### EXERCISE INSTRUCTIONS
Return each line of the data below verbatim; pictures are to be left out.

(Stored items)

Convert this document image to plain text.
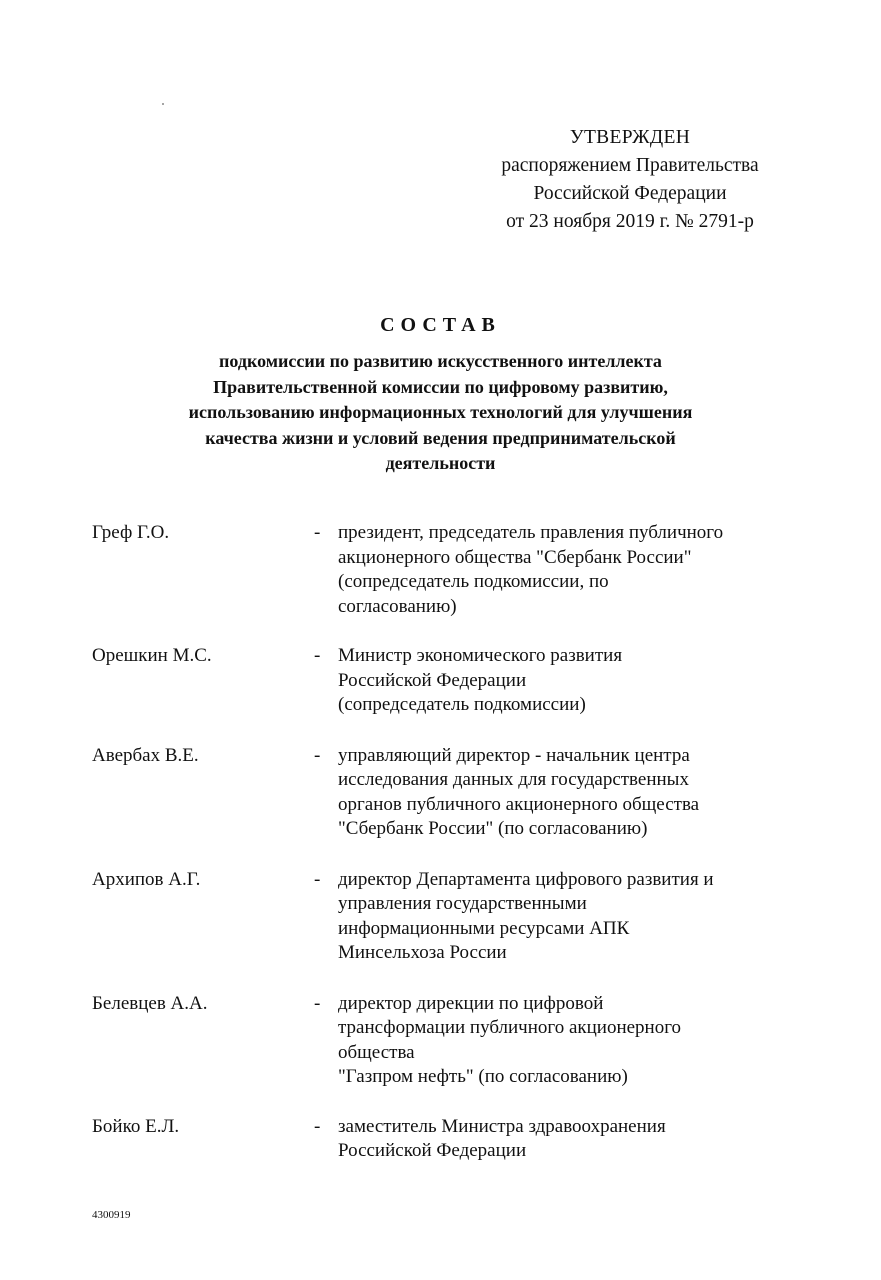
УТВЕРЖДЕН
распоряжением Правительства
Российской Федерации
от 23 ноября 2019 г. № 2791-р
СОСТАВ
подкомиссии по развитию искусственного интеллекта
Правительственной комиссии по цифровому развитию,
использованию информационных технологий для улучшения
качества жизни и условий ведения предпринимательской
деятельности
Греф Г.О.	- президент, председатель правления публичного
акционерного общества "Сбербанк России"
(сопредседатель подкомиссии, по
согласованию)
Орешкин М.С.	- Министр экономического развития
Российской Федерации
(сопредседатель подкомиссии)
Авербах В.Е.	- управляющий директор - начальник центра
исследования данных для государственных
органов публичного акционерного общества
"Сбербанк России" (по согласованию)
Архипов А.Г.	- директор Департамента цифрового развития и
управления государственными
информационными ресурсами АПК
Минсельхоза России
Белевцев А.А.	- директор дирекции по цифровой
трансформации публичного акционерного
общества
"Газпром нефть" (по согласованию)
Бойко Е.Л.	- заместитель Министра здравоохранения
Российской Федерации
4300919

### RESPONSE
Convert this document image to plain text.
УТВЕРЖДЕН
распоряжением Правительства
Российской Федерации
от 23 ноября 2019 г. № 2791-р
СОСТАВ
подкомиссии по развитию искусственного интеллекта
Правительственной комиссии по цифровому развитию,
использованию информационных технологий для улучшения
качества жизни и условий ведения предпринимательской
деятельности
Греф Г.О.	- президент, председатель правления публичного
акционерного общества "Сбербанк России"
(сопредседатель подкомиссии, по
согласованию)
Орешкин М.С.	- Министр экономического развития
Российской Федерации
(сопредседатель подкомиссии)
Авербах В.Е.	- управляющий директор - начальник центра
исследования данных для государственных
органов публичного акционерного общества
"Сбербанк России" (по согласованию)
Архипов А.Г.	- директор Департамента цифрового развития и
управления государственными
информационными ресурсами АПК
Минсельхоза России
Белевцев А.А.	- директор дирекции по цифровой
трансформации публичного акционерного
общества
"Газпром нефть" (по согласованию)
Бойко Е.Л.	- заместитель Министра здравоохранения
Российской Федерации
4300919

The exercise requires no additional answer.